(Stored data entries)
— start —

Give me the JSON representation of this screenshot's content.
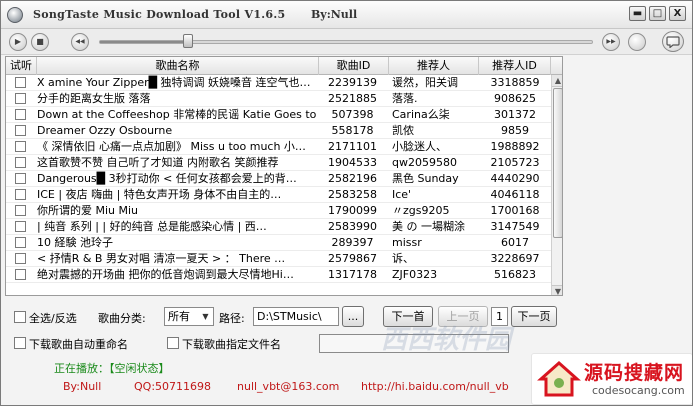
{
  "app": {
    "title": "SongTaste Music Download Tool  V1.6.5",
    "author_tag": "By:Null"
  },
  "window_controls": {
    "minimize": "▬",
    "maximize": "□",
    "close": "X"
  },
  "player": {
    "progress": 0.18,
    "buttons": {
      "play": "▶",
      "stop": "■",
      "prev": "◀◀",
      "next": "▶▶"
    }
  },
  "table": {
    "headers": [
      "试听",
      "歌曲名称",
      "歌曲ID",
      "推荐人",
      "推荐人ID"
    ],
    "rows": [
      {
        "name": "X amine Your Zipper█  独特调调 妖娆嗓音 连空气也…",
        "id": "2239139",
        "recommender": "谖然，阳关调",
        "rid": "3318859"
      },
      {
        "name": "分手的距离女生版 落落",
        "id": "2521885",
        "recommender": "落落.",
        "rid": "908625"
      },
      {
        "name": "Down at the Coffeeshop 非常棒的民谣 Katie Goes to …",
        "id": "507398",
        "recommender": "Carina么柒",
        "rid": "301372"
      },
      {
        "name": "Dreamer Ozzy Osbourne",
        "id": "558178",
        "recommender": "凯侬",
        "rid": "9859"
      },
      {
        "name": "《 深情依旧 心痛一点点加剧》 Miss u too much 小…",
        "id": "2171101",
        "recommender": "小腍迷人、",
        "rid": "1988892"
      },
      {
        "name": "这首歌赞不赞 自己听了才知道 内附歌名 笑颜推荐",
        "id": "1904533",
        "recommender": "qw2059580",
        "rid": "2105723"
      },
      {
        "name": "Dangerous█  3秒打动你 < 任何女孩都会爱上的背…",
        "id": "2582196",
        "recommender": "黑色 Sunday",
        "rid": "4440290"
      },
      {
        "name": "ICE | 夜店 嗨曲 | 特色女声开场 身体不由自主的…",
        "id": "2583258",
        "recommender": "Ice'",
        "rid": "4046118"
      },
      {
        "name": "你所谓的爱 Miu Miu",
        "id": "1790099",
        "recommender": "〃zgs9205",
        "rid": "1700168"
      },
      {
        "name": "| 纯音 系列 | | 好的纯音 总是能感染心情 | 西…",
        "id": "2583990",
        "recommender": "美 の 一場糊涂",
        "rid": "3147549"
      },
      {
        "name": "10 経験 池玲子",
        "id": "289397",
        "recommender": "missr",
        "rid": "6017"
      },
      {
        "name": "  < 抒情R & B 男女对唱 清凉一夏天 > ： There …",
        "id": "2579867",
        "recommender": "诉、",
        "rid": "3228697"
      },
      {
        "name": "绝对震撼的开场曲 把你的低音炮调到最大尽情地Hi…",
        "id": "1317178",
        "recommender": "ZJF0323",
        "rid": "516823"
      }
    ]
  },
  "controls": {
    "select_all_label": "全选/反选",
    "category_label": "歌曲分类:",
    "category_value": "所有",
    "path_label": "路径:",
    "path_value": "D:\\STMusic\\",
    "browse_label": "...",
    "first_page": "下一首",
    "prev_page": "上一页",
    "page_number": "1",
    "next_page": "下一页",
    "auto_rename_label": "下载歌曲自动重命名",
    "custom_name_label": "下载歌曲指定文件名"
  },
  "status": "正在播放：【空闲状态】",
  "footer": {
    "author": "By:Null",
    "qq": "QQ:50711698",
    "email": "null_vbt@163.com",
    "url": "http://hi.baidu.com/null_vb"
  },
  "watermark": {
    "cn": "源码搜藏网",
    "en": "codesocang.com",
    "faint": "西西软件园"
  },
  "colors": {
    "status_green": "#1a8a1a",
    "footer_red": "#c01818",
    "watermark_red": "#d8141f"
  }
}
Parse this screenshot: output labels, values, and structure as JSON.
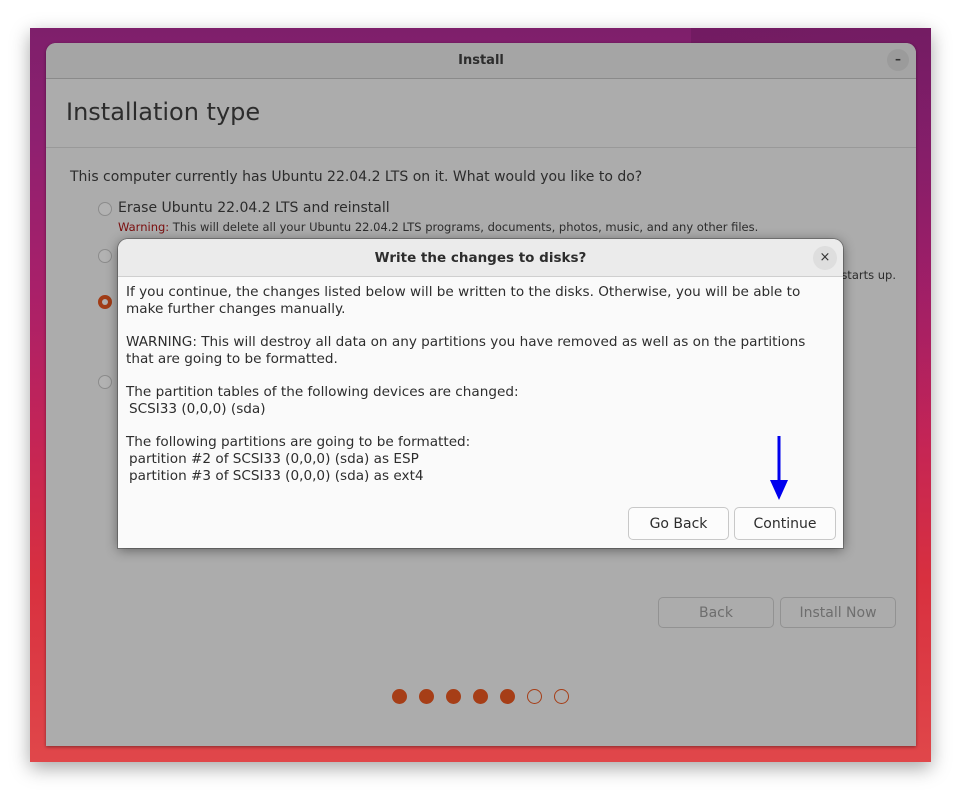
{
  "window": {
    "title": "Install",
    "minimize_label": "–"
  },
  "page": {
    "title": "Installation type",
    "question": "This computer currently has Ubuntu 22.04.2 LTS on it. What would you like to do?",
    "options": [
      {
        "label": "Erase Ubuntu 22.04.2 LTS and reinstall",
        "warning_prefix": "Warning:",
        "description": " This will delete all your Ubuntu 22.04.2 LTS programs, documents, photos, music, and any other files.",
        "selected": false
      },
      {
        "label": "",
        "description": "starts up.",
        "selected": false
      },
      {
        "label": "",
        "description": "",
        "selected": true
      },
      {
        "label": "",
        "description": "",
        "selected": false
      }
    ],
    "back_label": "Back",
    "install_now_label": "Install Now",
    "progress": {
      "total_steps": 7,
      "completed_steps": 5
    }
  },
  "dialog": {
    "title": "Write the changes to disks?",
    "close_label": "×",
    "paragraph1": "If you continue, the changes listed below will be written to the disks. Otherwise, you will be able to make further changes manually.",
    "paragraph2": "WARNING: This will destroy all data on any partitions you have removed as well as on the partitions that are going to be formatted.",
    "tables_heading": "The partition tables of the following devices are changed:",
    "tables_devices": [
      "SCSI33 (0,0,0) (sda)"
    ],
    "format_heading": "The following partitions are going to be formatted:",
    "format_partitions": [
      "partition #2 of SCSI33 (0,0,0) (sda) as ESP",
      "partition #3 of SCSI33 (0,0,0) (sda) as ext4"
    ],
    "go_back_label": "Go Back",
    "continue_label": "Continue"
  },
  "annotation": {
    "arrow_color": "#0000ee",
    "target": "continue"
  },
  "colors": {
    "accent": "#a63e17",
    "warning_text": "#7a0d0d"
  }
}
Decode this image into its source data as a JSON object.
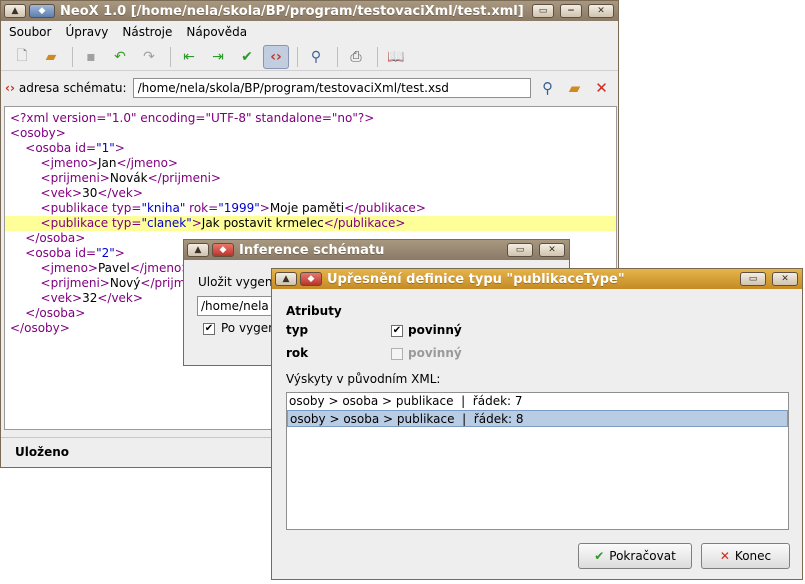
{
  "main_window": {
    "title": "NeoX 1.0 [/home/nela/skola/BP/program/testovaciXml/test.xml]",
    "menu": [
      "Soubor",
      "Úpravy",
      "Nástroje",
      "Nápověda"
    ],
    "schema_label": "adresa schématu:",
    "schema_path": "/home/nela/skola/BP/program/testovaciXml/test.xsd",
    "status": "Uloženo"
  },
  "xml": {
    "decl": "<?xml version=\"1.0\" encoding=\"UTF-8\" standalone=\"no\"?>",
    "l1": "<osoby>",
    "l2a": "<osoba",
    "l2b": " id=",
    "l2c": "\"1\"",
    "l2d": ">",
    "l3a": "<jmeno>",
    "l3b": "Jan",
    "l3c": "</jmeno>",
    "l4a": "<prijmeni>",
    "l4b": "Novák",
    "l4c": "</prijmeni>",
    "l5a": "<vek>",
    "l5b": "30",
    "l5c": "</vek>",
    "l6a": "<publikace",
    "l6b": " typ=",
    "l6c": "\"kniha\"",
    "l6d": " rok=",
    "l6e": "\"1999\"",
    "l6f": ">",
    "l6g": "Moje paměti",
    "l6h": "</publikace>",
    "l7a": "<publikace",
    "l7b": " typ=",
    "l7c": "\"clanek\"",
    "l7d": ">",
    "l7e": "Jak postavit krmelec",
    "l7f": "</publikace>",
    "l8": "</osoba>",
    "l9a": "<osoba",
    "l9b": " id=",
    "l9c": "\"2\"",
    "l9d": ">",
    "l10a": "<jmeno>",
    "l10b": "Pavel",
    "l10c": "</jmeno>",
    "l11a": "<prijmeni>",
    "l11b": "Nový",
    "l11c": "</prijm",
    "l12a": "<vek>",
    "l12b": "32",
    "l12c": "</vek>",
    "l13": "</osoba>",
    "l14": "</osoby>"
  },
  "inference_dialog": {
    "title": "Inference schématu",
    "save_label": "Uložit vygene",
    "path_value": "/home/nela",
    "checkbox_label": "Po vygen"
  },
  "type_dialog": {
    "title": "Upřesnění definice typu \"publikaceType\"",
    "attributes_heading": "Atributy",
    "attr_typ": "typ",
    "attr_typ_required": "povinný",
    "attr_rok": "rok",
    "attr_rok_required": "povinný",
    "occurrences_label": "Výskyty v původním XML:",
    "occurrences": [
      "osoby > osoba > publikace  |  řádek: 7",
      "osoby > osoba > publikace  |  řádek: 8"
    ],
    "continue_label": "Pokračovat",
    "cancel_label": "Konec"
  }
}
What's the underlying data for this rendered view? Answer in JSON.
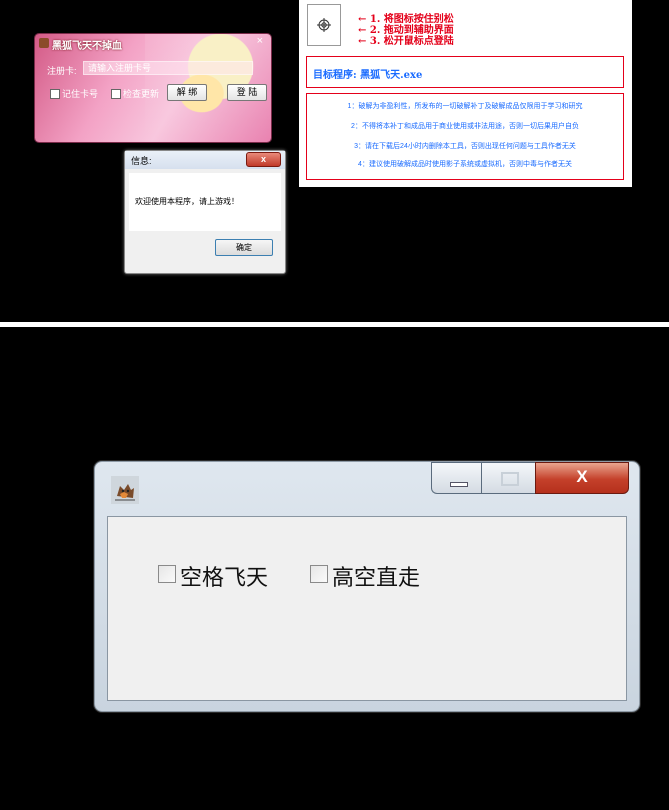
{
  "login_window": {
    "title": "黑狐飞天不掉血",
    "close_glyph": "×",
    "reg_label": "注册卡:",
    "reg_input_value": "请输入注册卡号",
    "remember_label": "记住卡号",
    "update_label": "检查更新",
    "unbind_label": "解 绑",
    "login_label": "登 陆"
  },
  "info_dialog": {
    "title": "信息:",
    "close_glyph": "x",
    "message": "欢迎使用本程序，请上游戏！",
    "ok_label": "确定"
  },
  "instructions": {
    "step1": "← 1. 将图标按住别松",
    "step2": "← 2. 拖动到辅助界面",
    "step3": "← 3. 松开鼠标点登陆",
    "target_program": "目标程序: 黑狐飞天.exe",
    "disclaimers": [
      "1：破解为非盈利性，所发布的一切破解补丁及破解成品仅限用于学习和研究",
      "2：不得将本补丁和成品用于商业使用或非法用途，否则一切后果用户自负",
      "3：请在下载后24小时内删除本工具，否则出现任何问题与工具作者无关",
      "4：建议使用破解成品时使用影子系统或虚拟机，否则中毒与作者无关"
    ]
  },
  "main_window": {
    "close_glyph": "X",
    "options": [
      {
        "label": "空格飞天",
        "checked": false
      },
      {
        "label": "高空直走",
        "checked": false
      }
    ]
  },
  "colors": {
    "instruction_red": "#e4001a",
    "instruction_blue": "#1a6bff",
    "close_red": "#c4402a"
  }
}
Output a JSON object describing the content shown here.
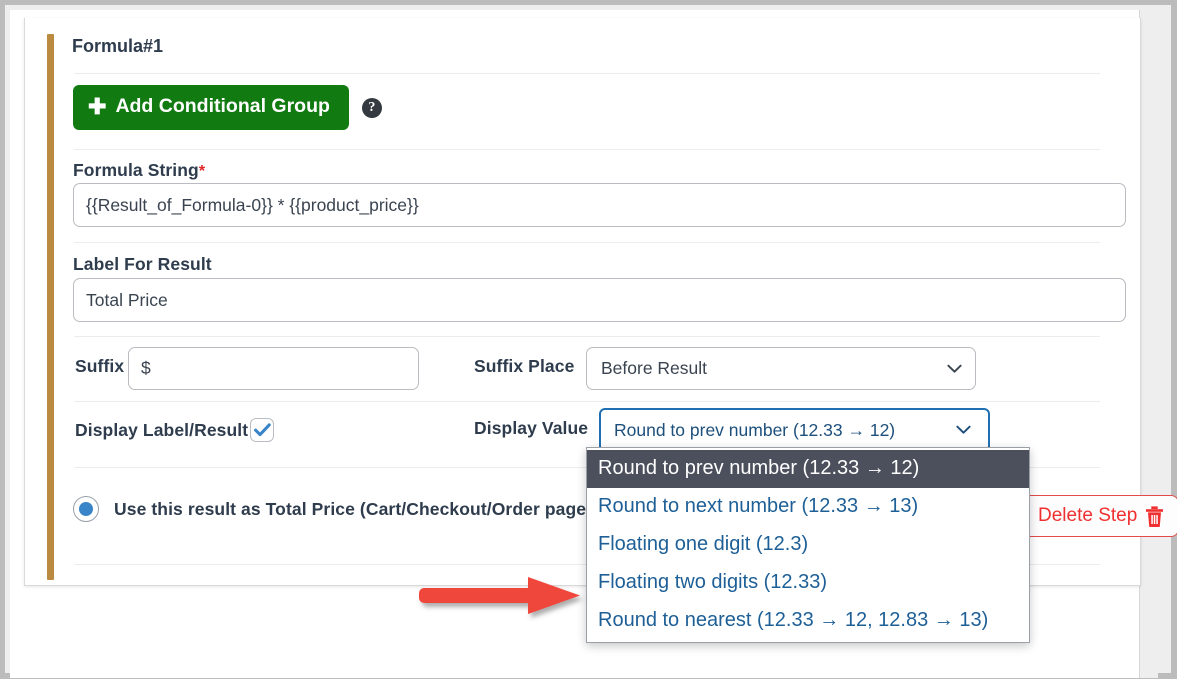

— end —

Aim of the task: Using the listing above, show each line holding the string "following".

Exercise response:
    "tables_heading": "The partition tables of the following devices are changed:",
    "format_heading": "The following partitions are going to be formatted:",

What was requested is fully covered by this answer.